DIRECTIONS
Copy each of the following items verbatim, reproducing every line without alteration.

INPUT MATERIAL
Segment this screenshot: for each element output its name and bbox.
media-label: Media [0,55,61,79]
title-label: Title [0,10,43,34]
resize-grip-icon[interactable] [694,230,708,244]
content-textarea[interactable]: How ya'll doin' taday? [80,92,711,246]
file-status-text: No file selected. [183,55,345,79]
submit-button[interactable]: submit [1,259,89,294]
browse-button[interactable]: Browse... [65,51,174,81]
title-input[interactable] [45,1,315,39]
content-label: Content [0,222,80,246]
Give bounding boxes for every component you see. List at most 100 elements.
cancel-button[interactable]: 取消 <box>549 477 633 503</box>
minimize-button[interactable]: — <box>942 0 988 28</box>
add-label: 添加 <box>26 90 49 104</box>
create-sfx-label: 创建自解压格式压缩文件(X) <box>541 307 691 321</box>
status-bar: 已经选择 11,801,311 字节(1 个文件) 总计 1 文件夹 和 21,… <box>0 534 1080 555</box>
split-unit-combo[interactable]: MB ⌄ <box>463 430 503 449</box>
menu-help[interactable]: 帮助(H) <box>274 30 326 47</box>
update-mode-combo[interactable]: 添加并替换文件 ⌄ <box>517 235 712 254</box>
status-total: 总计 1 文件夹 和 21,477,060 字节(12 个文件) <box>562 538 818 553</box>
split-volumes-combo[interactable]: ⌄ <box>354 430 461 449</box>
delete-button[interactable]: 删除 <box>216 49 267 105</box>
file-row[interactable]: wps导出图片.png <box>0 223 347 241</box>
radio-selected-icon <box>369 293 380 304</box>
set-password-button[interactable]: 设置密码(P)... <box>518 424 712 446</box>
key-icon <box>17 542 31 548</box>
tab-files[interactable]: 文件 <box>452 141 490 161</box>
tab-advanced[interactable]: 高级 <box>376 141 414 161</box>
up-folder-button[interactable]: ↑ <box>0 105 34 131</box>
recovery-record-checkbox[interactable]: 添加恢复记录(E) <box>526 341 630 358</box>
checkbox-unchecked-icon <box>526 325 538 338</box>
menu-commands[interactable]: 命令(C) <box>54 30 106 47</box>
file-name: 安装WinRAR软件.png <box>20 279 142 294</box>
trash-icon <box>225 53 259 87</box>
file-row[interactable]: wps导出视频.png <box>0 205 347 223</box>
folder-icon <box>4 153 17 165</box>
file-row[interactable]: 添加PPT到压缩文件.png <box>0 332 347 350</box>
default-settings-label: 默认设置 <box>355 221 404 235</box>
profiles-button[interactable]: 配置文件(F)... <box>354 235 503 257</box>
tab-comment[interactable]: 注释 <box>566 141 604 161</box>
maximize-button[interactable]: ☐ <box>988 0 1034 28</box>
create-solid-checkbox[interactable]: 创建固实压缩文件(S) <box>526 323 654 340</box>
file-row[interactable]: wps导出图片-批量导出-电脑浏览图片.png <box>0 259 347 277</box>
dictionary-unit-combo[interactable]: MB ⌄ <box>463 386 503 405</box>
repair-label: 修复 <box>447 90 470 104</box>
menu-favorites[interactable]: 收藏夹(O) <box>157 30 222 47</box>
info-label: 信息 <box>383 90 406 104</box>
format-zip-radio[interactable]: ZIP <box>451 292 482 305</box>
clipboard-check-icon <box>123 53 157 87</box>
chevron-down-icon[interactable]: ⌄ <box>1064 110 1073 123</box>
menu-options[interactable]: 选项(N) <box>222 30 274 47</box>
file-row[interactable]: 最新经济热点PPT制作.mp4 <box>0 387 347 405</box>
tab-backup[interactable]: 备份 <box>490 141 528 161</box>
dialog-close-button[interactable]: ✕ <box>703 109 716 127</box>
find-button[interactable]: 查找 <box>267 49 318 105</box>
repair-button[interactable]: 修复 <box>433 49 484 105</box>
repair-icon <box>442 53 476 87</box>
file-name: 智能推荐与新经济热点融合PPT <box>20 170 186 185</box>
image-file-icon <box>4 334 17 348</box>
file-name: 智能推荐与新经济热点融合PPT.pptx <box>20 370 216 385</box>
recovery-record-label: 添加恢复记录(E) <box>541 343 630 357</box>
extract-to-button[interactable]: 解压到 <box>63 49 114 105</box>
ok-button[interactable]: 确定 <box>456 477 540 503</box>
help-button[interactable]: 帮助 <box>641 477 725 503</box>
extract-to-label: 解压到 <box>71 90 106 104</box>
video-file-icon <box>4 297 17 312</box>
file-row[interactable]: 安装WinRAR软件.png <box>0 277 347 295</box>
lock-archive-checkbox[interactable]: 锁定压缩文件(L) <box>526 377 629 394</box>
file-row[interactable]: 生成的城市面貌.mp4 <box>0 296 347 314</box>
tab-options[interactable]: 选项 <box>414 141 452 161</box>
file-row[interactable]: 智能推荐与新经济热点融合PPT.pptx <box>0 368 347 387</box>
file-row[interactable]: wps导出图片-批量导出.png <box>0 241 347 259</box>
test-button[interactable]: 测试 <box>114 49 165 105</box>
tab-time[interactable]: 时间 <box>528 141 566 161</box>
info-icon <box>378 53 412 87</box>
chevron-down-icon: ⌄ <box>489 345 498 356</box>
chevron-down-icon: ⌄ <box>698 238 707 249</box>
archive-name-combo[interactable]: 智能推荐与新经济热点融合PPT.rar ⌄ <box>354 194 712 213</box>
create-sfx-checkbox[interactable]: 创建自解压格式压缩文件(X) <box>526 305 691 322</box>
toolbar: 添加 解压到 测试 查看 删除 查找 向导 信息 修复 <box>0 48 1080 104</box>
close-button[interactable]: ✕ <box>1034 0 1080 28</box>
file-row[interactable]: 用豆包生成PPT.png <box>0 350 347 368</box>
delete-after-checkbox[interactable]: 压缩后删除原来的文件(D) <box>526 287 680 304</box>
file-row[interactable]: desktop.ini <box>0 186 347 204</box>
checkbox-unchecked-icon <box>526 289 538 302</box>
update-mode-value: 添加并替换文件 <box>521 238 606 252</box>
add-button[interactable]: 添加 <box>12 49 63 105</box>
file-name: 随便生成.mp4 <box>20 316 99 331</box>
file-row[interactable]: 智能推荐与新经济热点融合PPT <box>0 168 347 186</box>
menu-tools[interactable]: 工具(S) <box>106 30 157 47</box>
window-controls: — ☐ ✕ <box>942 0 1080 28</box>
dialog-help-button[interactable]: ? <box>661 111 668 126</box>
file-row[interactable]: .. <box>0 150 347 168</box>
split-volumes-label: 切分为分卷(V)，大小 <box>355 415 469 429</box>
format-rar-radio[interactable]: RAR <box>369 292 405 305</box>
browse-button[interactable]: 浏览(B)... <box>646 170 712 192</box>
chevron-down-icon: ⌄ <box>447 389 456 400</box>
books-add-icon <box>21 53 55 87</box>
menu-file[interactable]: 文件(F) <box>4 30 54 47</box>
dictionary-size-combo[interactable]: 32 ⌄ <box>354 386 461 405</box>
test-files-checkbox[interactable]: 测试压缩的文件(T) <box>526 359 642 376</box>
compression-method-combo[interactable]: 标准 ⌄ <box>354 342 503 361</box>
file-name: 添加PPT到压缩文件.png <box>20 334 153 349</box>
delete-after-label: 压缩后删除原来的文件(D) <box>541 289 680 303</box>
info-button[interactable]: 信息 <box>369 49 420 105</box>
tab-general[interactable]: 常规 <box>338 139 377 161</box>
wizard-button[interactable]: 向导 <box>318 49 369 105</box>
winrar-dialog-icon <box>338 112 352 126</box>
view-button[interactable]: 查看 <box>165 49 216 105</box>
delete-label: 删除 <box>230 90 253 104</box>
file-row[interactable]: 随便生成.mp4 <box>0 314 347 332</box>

EXERCISE OUTPUT
Segment this screenshot: for each element output its name and bbox.
media-label: Media [0,55,61,79]
title-label: Title [0,10,43,34]
resize-grip-icon[interactable] [694,230,708,244]
content-textarea[interactable]: How ya'll doin' taday? [80,92,711,246]
file-status-text: No file selected. [183,55,345,79]
submit-button[interactable]: submit [1,259,89,294]
browse-button[interactable]: Browse... [65,51,174,81]
title-input[interactable] [45,1,315,39]
content-label: Content [0,222,80,246]
Give bounding boxes for every component you see. List at most 100 elements.
cancel-button[interactable]: 取消 <box>549 477 633 503</box>
minimize-button[interactable]: — <box>942 0 988 28</box>
add-label: 添加 <box>26 90 49 104</box>
create-sfx-label: 创建自解压格式压缩文件(X) <box>541 307 691 321</box>
status-bar: 已经选择 11,801,311 字节(1 个文件) 总计 1 文件夹 和 21,… <box>0 534 1080 555</box>
split-unit-combo[interactable]: MB ⌄ <box>463 430 503 449</box>
menu-help[interactable]: 帮助(H) <box>274 30 326 47</box>
update-mode-combo[interactable]: 添加并替换文件 ⌄ <box>517 235 712 254</box>
status-total: 总计 1 文件夹 和 21,477,060 字节(12 个文件) <box>562 538 818 553</box>
split-volumes-combo[interactable]: ⌄ <box>354 430 461 449</box>
delete-button[interactable]: 删除 <box>216 49 267 105</box>
file-row[interactable]: wps导出图片.png <box>0 223 347 241</box>
radio-selected-icon <box>369 293 380 304</box>
set-password-button[interactable]: 设置密码(P)... <box>518 424 712 446</box>
key-icon <box>17 542 31 548</box>
tab-files[interactable]: 文件 <box>452 141 490 161</box>
tab-advanced[interactable]: 高级 <box>376 141 414 161</box>
up-folder-button[interactable]: ↑ <box>0 105 34 131</box>
recovery-record-checkbox[interactable]: 添加恢复记录(E) <box>526 341 630 358</box>
checkbox-unchecked-icon <box>526 325 538 338</box>
menu-commands[interactable]: 命令(C) <box>54 30 106 47</box>
file-name: 安装WinRAR软件.png <box>20 279 142 294</box>
trash-icon <box>225 53 259 87</box>
file-row[interactable]: wps导出视频.png <box>0 205 347 223</box>
folder-icon <box>4 153 17 165</box>
file-row[interactable]: 添加PPT到压缩文件.png <box>0 332 347 350</box>
default-settings-label: 默认设置 <box>355 221 404 235</box>
profiles-button[interactable]: 配置文件(F)... <box>354 235 503 257</box>
tab-comment[interactable]: 注释 <box>566 141 604 161</box>
maximize-button[interactable]: ☐ <box>988 0 1034 28</box>
create-solid-checkbox[interactable]: 创建固实压缩文件(S) <box>526 323 654 340</box>
file-row[interactable]: wps导出图片-批量导出-电脑浏览图片.png <box>0 259 347 277</box>
dictionary-unit-combo[interactable]: MB ⌄ <box>463 386 503 405</box>
repair-label: 修复 <box>447 90 470 104</box>
menu-favorites[interactable]: 收藏夹(O) <box>157 30 222 47</box>
info-label: 信息 <box>383 90 406 104</box>
format-zip-radio[interactable]: ZIP <box>451 292 482 305</box>
clipboard-check-icon <box>123 53 157 87</box>
chevron-down-icon[interactable]: ⌄ <box>1064 110 1073 123</box>
menu-options[interactable]: 选项(N) <box>222 30 274 47</box>
file-row[interactable]: 最新经济热点PPT制作.mp4 <box>0 387 347 405</box>
tab-backup[interactable]: 备份 <box>490 141 528 161</box>
dialog-close-button[interactable]: ✕ <box>703 109 716 127</box>
find-button[interactable]: 查找 <box>267 49 318 105</box>
repair-button[interactable]: 修复 <box>433 49 484 105</box>
repair-icon <box>442 53 476 87</box>
file-name: 智能推荐与新经济热点融合PPT <box>20 170 186 185</box>
image-file-icon <box>4 334 17 348</box>
file-name: 智能推荐与新经济热点融合PPT.pptx <box>20 370 216 385</box>
recovery-record-label: 添加恢复记录(E) <box>541 343 630 357</box>
extract-to-button[interactable]: 解压到 <box>63 49 114 105</box>
ok-button[interactable]: 确定 <box>456 477 540 503</box>
help-button[interactable]: 帮助 <box>641 477 725 503</box>
extract-to-label: 解压到 <box>71 90 106 104</box>
video-file-icon <box>4 297 17 312</box>
file-row[interactable]: 安装WinRAR软件.png <box>0 277 347 295</box>
lock-archive-checkbox[interactable]: 锁定压缩文件(L) <box>526 377 629 394</box>
file-row[interactable]: 生成的城市面貌.mp4 <box>0 296 347 314</box>
tab-options[interactable]: 选项 <box>414 141 452 161</box>
file-row[interactable]: 智能推荐与新经济热点融合PPT.pptx <box>0 368 347 387</box>
file-row[interactable]: wps导出图片-批量导出.png <box>0 241 347 259</box>
test-button[interactable]: 测试 <box>114 49 165 105</box>
tab-time[interactable]: 时间 <box>528 141 566 161</box>
info-icon <box>378 53 412 87</box>
chevron-down-icon: ⌄ <box>489 345 498 356</box>
chevron-down-icon: ⌄ <box>698 238 707 249</box>
archive-name-combo[interactable]: 智能推荐与新经济热点融合PPT.rar ⌄ <box>354 194 712 213</box>
create-sfx-checkbox[interactable]: 创建自解压格式压缩文件(X) <box>526 305 691 322</box>
toolbar: 添加 解压到 测试 查看 删除 查找 向导 信息 修复 <box>0 48 1080 104</box>
close-button[interactable]: ✕ <box>1034 0 1080 28</box>
file-row[interactable]: 用豆包生成PPT.png <box>0 350 347 368</box>
delete-after-checkbox[interactable]: 压缩后删除原来的文件(D) <box>526 287 680 304</box>
file-row[interactable]: desktop.ini <box>0 186 347 204</box>
checkbox-unchecked-icon <box>526 289 538 302</box>
update-mode-value: 添加并替换文件 <box>521 238 606 252</box>
add-button[interactable]: 添加 <box>12 49 63 105</box>
file-name: 随便生成.mp4 <box>20 316 99 331</box>
file-row[interactable]: 智能推荐与新经济热点融合PPT <box>0 168 347 186</box>
menu-tools[interactable]: 工具(S) <box>106 30 157 47</box>
window-controls: — ☐ ✕ <box>942 0 1080 28</box>
dialog-help-button[interactable]: ? <box>661 111 668 126</box>
file-row[interactable]: .. <box>0 150 347 168</box>
split-volumes-label: 切分为分卷(V)，大小 <box>355 415 469 429</box>
format-rar-radio[interactable]: RAR <box>369 292 405 305</box>
browse-button[interactable]: 浏览(B)... <box>646 170 712 192</box>
chevron-down-icon: ⌄ <box>447 389 456 400</box>
books-add-icon <box>21 53 55 87</box>
menu-file[interactable]: 文件(F) <box>4 30 54 47</box>
dictionary-size-combo[interactable]: 32 ⌄ <box>354 386 461 405</box>
test-files-checkbox[interactable]: 测试压缩的文件(T) <box>526 359 642 376</box>
compression-method-combo[interactable]: 标准 ⌄ <box>354 342 503 361</box>
file-name: 添加PPT到压缩文件.png <box>20 334 153 349</box>
delete-after-label: 压缩后删除原来的文件(D) <box>541 289 680 303</box>
info-button[interactable]: 信息 <box>369 49 420 105</box>
tab-general[interactable]: 常规 <box>338 139 377 161</box>
wizard-button[interactable]: 向导 <box>318 49 369 105</box>
winrar-dialog-icon <box>338 112 352 126</box>
view-button[interactable]: 查看 <box>165 49 216 105</box>
delete-label: 删除 <box>230 90 253 104</box>
file-row[interactable]: 随便生成.mp4 <box>0 314 347 332</box>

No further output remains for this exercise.